TASK TO CARRY OUT » The answer is one number: how many lines hold the string "Alice".

SUPPLIED ENTRIES »
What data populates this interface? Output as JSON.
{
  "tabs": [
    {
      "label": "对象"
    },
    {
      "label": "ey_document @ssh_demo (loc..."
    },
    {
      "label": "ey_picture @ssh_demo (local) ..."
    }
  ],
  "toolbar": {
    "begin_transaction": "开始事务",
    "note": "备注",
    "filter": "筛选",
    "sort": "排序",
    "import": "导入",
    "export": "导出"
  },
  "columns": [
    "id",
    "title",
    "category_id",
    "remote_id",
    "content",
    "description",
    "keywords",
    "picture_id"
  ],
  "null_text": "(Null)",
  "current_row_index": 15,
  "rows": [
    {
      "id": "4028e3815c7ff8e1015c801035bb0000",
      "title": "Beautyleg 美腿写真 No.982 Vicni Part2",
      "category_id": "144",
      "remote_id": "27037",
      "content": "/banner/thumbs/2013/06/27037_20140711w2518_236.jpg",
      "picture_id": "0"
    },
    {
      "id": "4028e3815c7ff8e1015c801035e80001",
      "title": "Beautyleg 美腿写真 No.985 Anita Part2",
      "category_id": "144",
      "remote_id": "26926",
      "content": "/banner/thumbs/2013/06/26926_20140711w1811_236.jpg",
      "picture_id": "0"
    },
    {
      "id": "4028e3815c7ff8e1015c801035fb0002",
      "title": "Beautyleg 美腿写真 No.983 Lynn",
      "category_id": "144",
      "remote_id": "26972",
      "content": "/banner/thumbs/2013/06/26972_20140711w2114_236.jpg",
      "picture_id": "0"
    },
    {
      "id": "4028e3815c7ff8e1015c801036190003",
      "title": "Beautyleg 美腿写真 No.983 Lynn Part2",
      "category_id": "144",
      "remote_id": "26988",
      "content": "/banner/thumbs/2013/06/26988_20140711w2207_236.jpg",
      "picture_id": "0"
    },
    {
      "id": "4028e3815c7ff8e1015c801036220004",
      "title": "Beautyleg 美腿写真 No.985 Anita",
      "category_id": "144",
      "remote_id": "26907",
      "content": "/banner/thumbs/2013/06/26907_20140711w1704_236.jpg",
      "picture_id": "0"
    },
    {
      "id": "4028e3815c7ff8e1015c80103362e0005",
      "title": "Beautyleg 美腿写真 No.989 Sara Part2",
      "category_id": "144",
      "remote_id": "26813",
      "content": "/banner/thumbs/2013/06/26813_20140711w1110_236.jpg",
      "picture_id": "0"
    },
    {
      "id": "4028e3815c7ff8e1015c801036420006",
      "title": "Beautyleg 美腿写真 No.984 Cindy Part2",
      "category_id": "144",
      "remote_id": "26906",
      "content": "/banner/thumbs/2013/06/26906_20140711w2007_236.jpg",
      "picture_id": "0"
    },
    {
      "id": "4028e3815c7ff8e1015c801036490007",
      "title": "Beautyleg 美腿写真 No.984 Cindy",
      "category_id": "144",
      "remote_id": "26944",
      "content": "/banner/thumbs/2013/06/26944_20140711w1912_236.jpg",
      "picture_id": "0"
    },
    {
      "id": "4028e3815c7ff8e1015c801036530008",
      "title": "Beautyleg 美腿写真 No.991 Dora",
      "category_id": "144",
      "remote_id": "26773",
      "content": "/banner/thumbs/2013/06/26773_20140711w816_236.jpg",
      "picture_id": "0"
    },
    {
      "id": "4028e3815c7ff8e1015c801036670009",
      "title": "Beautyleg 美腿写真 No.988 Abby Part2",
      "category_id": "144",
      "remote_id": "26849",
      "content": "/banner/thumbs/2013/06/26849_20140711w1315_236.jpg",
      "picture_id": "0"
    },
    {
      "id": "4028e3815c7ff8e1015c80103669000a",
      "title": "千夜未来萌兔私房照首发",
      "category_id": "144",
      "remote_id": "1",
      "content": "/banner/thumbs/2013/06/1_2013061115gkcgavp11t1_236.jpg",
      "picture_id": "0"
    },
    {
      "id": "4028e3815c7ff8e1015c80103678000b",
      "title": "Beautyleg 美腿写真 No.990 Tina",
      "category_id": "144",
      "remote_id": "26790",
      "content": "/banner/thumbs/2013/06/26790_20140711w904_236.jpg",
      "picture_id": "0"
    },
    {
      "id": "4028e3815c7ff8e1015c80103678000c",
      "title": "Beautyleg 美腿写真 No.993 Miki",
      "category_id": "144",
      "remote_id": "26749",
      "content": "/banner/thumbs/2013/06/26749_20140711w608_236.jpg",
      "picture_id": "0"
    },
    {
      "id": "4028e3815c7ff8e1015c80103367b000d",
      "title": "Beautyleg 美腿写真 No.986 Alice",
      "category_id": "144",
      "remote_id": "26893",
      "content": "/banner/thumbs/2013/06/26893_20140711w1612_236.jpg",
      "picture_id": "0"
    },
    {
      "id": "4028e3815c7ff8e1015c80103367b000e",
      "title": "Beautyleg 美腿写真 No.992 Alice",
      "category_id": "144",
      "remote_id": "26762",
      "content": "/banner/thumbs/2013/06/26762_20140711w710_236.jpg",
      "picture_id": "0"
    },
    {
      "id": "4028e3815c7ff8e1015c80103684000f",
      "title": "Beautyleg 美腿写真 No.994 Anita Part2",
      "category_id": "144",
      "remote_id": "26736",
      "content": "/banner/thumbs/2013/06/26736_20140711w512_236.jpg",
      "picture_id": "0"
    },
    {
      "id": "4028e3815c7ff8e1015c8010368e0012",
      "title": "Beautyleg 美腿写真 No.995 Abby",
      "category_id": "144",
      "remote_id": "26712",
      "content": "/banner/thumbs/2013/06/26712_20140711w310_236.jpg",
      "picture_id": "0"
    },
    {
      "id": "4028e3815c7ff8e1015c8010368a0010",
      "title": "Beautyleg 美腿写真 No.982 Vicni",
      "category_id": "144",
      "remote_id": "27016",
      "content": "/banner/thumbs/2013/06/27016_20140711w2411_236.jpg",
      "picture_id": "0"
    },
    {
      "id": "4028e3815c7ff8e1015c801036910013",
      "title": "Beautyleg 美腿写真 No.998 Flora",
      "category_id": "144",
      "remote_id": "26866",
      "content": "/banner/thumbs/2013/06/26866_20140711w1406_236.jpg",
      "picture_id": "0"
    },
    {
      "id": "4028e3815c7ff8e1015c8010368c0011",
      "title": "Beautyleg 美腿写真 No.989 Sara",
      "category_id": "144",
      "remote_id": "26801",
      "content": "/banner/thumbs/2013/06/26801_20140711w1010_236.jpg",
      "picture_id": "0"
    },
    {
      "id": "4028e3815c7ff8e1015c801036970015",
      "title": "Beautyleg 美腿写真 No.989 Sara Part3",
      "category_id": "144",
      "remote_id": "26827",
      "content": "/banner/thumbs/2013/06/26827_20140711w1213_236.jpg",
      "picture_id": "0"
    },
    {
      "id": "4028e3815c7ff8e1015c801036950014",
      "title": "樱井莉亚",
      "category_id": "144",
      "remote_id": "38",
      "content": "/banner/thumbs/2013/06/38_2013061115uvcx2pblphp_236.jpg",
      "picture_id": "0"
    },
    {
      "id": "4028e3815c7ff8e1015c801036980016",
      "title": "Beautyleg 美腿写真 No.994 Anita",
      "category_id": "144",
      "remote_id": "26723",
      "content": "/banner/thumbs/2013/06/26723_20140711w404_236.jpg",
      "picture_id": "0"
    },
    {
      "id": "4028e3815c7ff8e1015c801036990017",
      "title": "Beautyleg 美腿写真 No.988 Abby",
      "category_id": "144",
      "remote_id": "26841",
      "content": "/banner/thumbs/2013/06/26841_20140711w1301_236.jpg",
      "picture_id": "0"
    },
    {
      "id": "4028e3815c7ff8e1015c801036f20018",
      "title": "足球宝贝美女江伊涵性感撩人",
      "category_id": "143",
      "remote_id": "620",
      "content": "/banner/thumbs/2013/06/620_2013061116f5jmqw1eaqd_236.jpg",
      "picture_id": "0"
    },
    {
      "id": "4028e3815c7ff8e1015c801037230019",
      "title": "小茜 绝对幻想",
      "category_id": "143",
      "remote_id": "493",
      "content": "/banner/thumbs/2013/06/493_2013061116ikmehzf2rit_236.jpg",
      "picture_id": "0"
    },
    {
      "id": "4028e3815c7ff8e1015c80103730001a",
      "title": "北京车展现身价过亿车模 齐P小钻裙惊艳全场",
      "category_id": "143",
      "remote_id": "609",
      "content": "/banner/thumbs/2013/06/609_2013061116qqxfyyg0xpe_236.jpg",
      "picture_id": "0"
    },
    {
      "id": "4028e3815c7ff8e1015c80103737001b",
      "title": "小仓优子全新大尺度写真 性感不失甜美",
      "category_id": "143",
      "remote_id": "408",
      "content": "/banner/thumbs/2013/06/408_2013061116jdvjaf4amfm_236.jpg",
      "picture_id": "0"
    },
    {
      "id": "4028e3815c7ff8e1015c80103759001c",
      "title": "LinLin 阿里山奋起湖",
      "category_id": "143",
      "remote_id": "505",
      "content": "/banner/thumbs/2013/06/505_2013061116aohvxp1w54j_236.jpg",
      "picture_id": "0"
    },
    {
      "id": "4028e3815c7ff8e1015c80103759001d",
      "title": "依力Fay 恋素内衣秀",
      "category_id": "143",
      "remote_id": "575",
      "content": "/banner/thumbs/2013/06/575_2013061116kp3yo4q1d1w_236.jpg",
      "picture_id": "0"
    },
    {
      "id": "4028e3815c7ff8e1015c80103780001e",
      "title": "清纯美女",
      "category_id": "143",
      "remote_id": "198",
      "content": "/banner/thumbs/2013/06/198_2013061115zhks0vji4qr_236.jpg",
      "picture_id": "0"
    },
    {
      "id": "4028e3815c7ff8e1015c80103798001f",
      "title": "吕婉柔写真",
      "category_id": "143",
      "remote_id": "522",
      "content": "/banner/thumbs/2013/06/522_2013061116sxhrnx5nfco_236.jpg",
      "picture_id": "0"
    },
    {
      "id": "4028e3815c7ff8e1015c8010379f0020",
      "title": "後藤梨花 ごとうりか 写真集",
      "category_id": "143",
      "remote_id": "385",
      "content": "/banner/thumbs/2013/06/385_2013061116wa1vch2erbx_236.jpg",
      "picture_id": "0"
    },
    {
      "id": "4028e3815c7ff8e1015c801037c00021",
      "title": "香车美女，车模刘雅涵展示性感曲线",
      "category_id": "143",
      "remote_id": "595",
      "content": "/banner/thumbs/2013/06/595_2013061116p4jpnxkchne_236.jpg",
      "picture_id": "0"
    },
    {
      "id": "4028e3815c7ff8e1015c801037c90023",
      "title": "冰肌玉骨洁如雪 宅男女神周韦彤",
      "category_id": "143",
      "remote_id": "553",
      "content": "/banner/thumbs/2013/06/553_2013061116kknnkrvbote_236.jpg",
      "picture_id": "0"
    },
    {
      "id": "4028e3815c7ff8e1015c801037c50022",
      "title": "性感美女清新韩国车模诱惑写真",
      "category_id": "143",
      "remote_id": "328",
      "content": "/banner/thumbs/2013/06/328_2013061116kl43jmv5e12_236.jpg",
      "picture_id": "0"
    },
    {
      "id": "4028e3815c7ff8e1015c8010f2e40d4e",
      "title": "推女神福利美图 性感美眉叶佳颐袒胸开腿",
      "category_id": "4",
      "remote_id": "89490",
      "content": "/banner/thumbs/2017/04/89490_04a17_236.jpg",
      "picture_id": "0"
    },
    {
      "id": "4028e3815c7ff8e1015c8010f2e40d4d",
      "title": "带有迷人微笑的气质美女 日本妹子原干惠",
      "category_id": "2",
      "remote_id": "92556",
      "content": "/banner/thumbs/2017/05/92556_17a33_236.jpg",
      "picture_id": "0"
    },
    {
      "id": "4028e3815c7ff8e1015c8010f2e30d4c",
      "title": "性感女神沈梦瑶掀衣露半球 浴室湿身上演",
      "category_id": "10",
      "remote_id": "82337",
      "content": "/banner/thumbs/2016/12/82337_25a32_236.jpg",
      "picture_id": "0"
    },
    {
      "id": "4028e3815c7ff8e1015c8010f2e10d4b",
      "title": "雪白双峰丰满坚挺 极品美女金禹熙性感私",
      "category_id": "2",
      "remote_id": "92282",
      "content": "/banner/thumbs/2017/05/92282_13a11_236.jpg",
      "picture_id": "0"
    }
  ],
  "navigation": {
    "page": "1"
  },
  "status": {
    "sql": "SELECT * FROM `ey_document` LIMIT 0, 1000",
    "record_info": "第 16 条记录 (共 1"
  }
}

EXERCISE ANSWER » 2